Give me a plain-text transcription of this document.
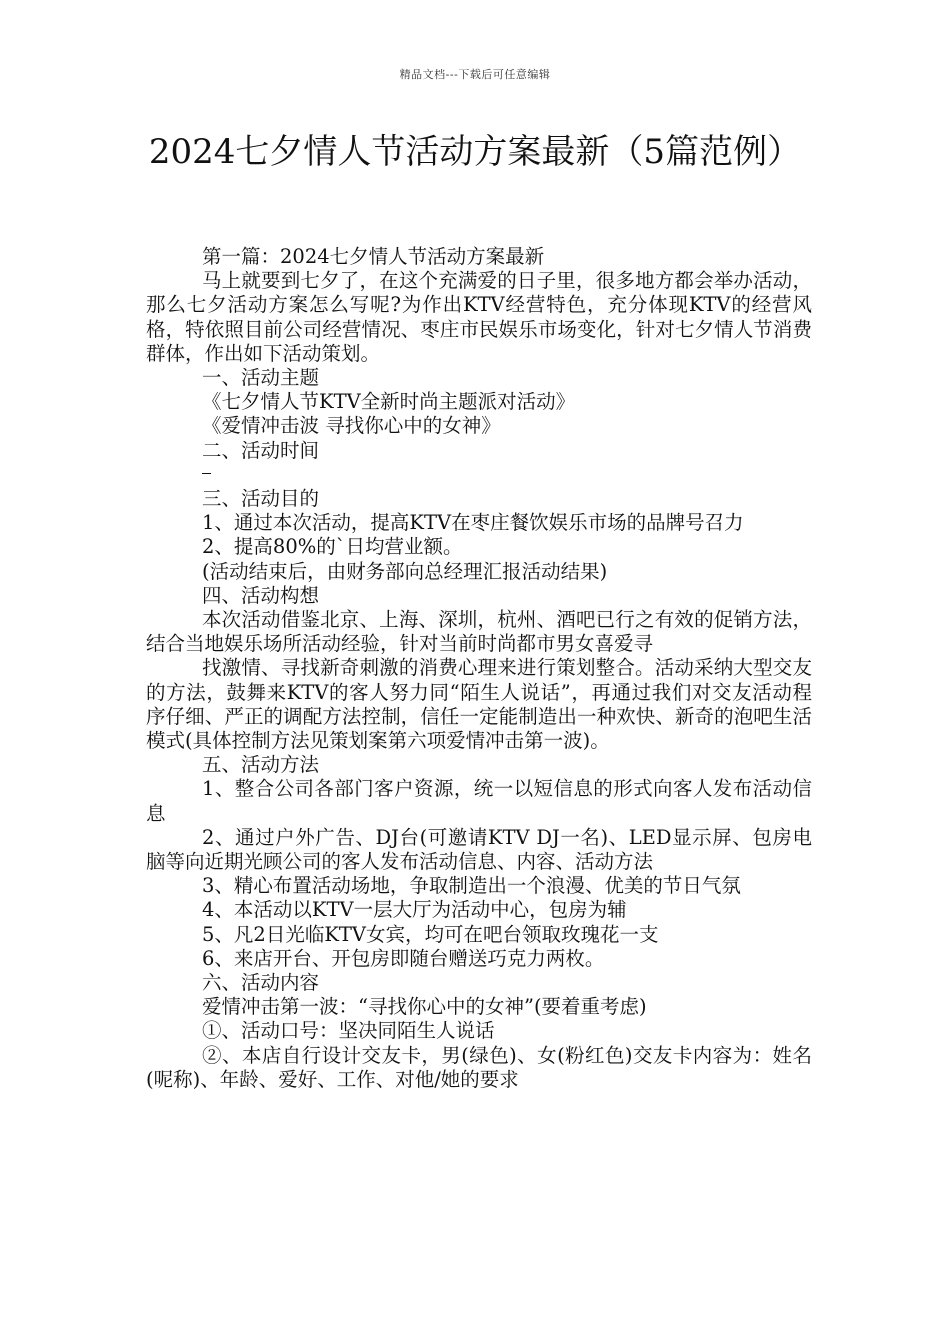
精品文档---下载后可任意编辑
2024七夕情人节活动方案最新（5篇范例）

第一篇：2024七夕情人节活动方案最新

马上就要到七夕了，在这个充满爱的日子里，很多地方都会举办活动，那么七夕活动方案怎么写呢?为作出KTV经营特色，充分体现KTV的经营风格，特依照目前公司经营情况、枣庄市民娱乐市场变化，针对七夕情人节消费群体，作出如下活动策划。

一、活动主题

《七夕情人节KTV全新时尚主题派对活动》

《爱情冲击波 寻找你心中的女神》

二、活动时间

三、活动目的

1、通过本次活动，提高KTV在枣庄餐饮娱乐市场的品牌号召力

2、提高80%的`日均营业额。

(活动结束后，由财务部向总经理汇报活动结果)

四、活动构想

本次活动借鉴北京、上海、深圳，杭州、酒吧已行之有效的促销方法，结合当地娱乐场所活动经验，针对当前时尚都市男女喜爱寻

找激情、寻找新奇刺激的消费心理来进行策划整合。活动采纳大型交友的方法，鼓舞来KTV的客人努力同“陌生人说话”，再通过我们对交友活动程序仔细、严正的调配方法控制，信任一定能制造出一种欢快、新奇的泡吧生活模式(具体控制方法见策划案第六项爱情冲击第一波)。

五、活动方法

1、整合公司各部门客户资源，统一以短信息的形式向客人发布活动信息

2、通过户外广告、DJ台(可邀请KTV DJ一名)、LED显示屏、包房电脑等向近期光顾公司的客人发布活动信息、内容、活动方法

3、精心布置活动场地，争取制造出一个浪漫、优美的节日气氛

4、本活动以KTV一层大厅为活动中心，包房为辅

5、凡2日光临KTV女宾，均可在吧台领取玫瑰花一支

6、来店开台、开包房即随台赠送巧克力两枚。

六、活动内容

爱情冲击第一波：“寻找你心中的女神”(要着重考虑)

①、活动口号：坚决同陌生人说话

②、本店自行设计交友卡，男(绿色)、女(粉红色)交友卡内容为：姓名(呢称)、年龄、爱好、工作、对他/她的要求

• • • • • • •

Identify the lines of the entries containing the string "寻找你心中的女神". Copy each such line.

__Exercise response__.
《爱情冲击波 寻找你心中的女神》
爱情冲击第一波：“寻找你心中的女神”(要着重考虑)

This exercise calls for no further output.